Data records
- - -

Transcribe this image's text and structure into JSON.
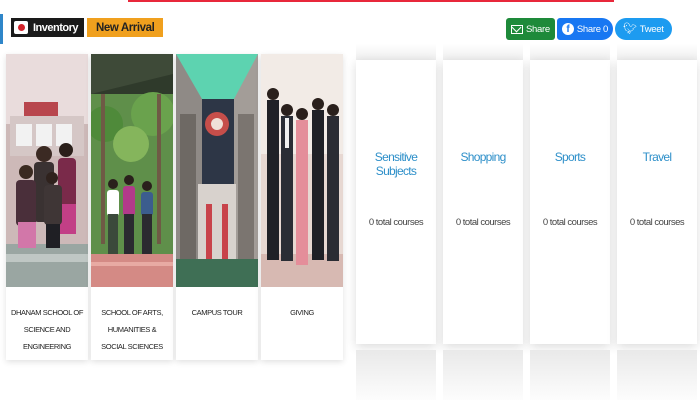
{
  "header": {
    "inventory_label": "Inventory",
    "new_arrival_label": "New Arrival"
  },
  "share": {
    "email_label": "Share",
    "facebook_label": "Share 0",
    "twitter_label": "Tweet"
  },
  "photo_cards": [
    {
      "caption": "DHANAM SCHOOL OF SCIENCE AND ENGINEERING"
    },
    {
      "caption": "SCHOOL OF ARTS, HUMANITIES & SOCIAL SCIENCES"
    },
    {
      "caption": "CAMPUS TOUR"
    },
    {
      "caption": "GIVING"
    }
  ],
  "categories": [
    {
      "title": "Sensitive Subjects",
      "count": "0 total courses"
    },
    {
      "title": "Shopping",
      "count": "0 total courses"
    },
    {
      "title": "Sports",
      "count": "0 total courses"
    },
    {
      "title": "Travel",
      "count": "0 total courses"
    }
  ],
  "colors": {
    "accent_red": "#e8283b",
    "accent_blue": "#2f86c9",
    "badge_orange": "#f0a01e",
    "category_title": "#2d8fc9"
  }
}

- - -

WHAT YOU ARE ASKED TO DO: The records above need to be given again exactly. Omit the pictures.

RESULT OF THE EXERCISE:
Transcribe this image's text and structure into JSON.
{
  "header": {
    "inventory_label": "Inventory",
    "new_arrival_label": "New Arrival"
  },
  "share": {
    "email_label": "Share",
    "facebook_label": "Share 0",
    "twitter_label": "Tweet"
  },
  "photo_cards": [
    {
      "caption": "DHANAM SCHOOL OF SCIENCE AND ENGINEERING"
    },
    {
      "caption": "SCHOOL OF ARTS, HUMANITIES & SOCIAL SCIENCES"
    },
    {
      "caption": "CAMPUS TOUR"
    },
    {
      "caption": "GIVING"
    }
  ],
  "categories": [
    {
      "title": "Sensitive Subjects",
      "count": "0 total courses"
    },
    {
      "title": "Shopping",
      "count": "0 total courses"
    },
    {
      "title": "Sports",
      "count": "0 total courses"
    },
    {
      "title": "Travel",
      "count": "0 total courses"
    }
  ],
  "colors": {
    "accent_red": "#e8283b",
    "accent_blue": "#2f86c9",
    "badge_orange": "#f0a01e",
    "category_title": "#2d8fc9"
  }
}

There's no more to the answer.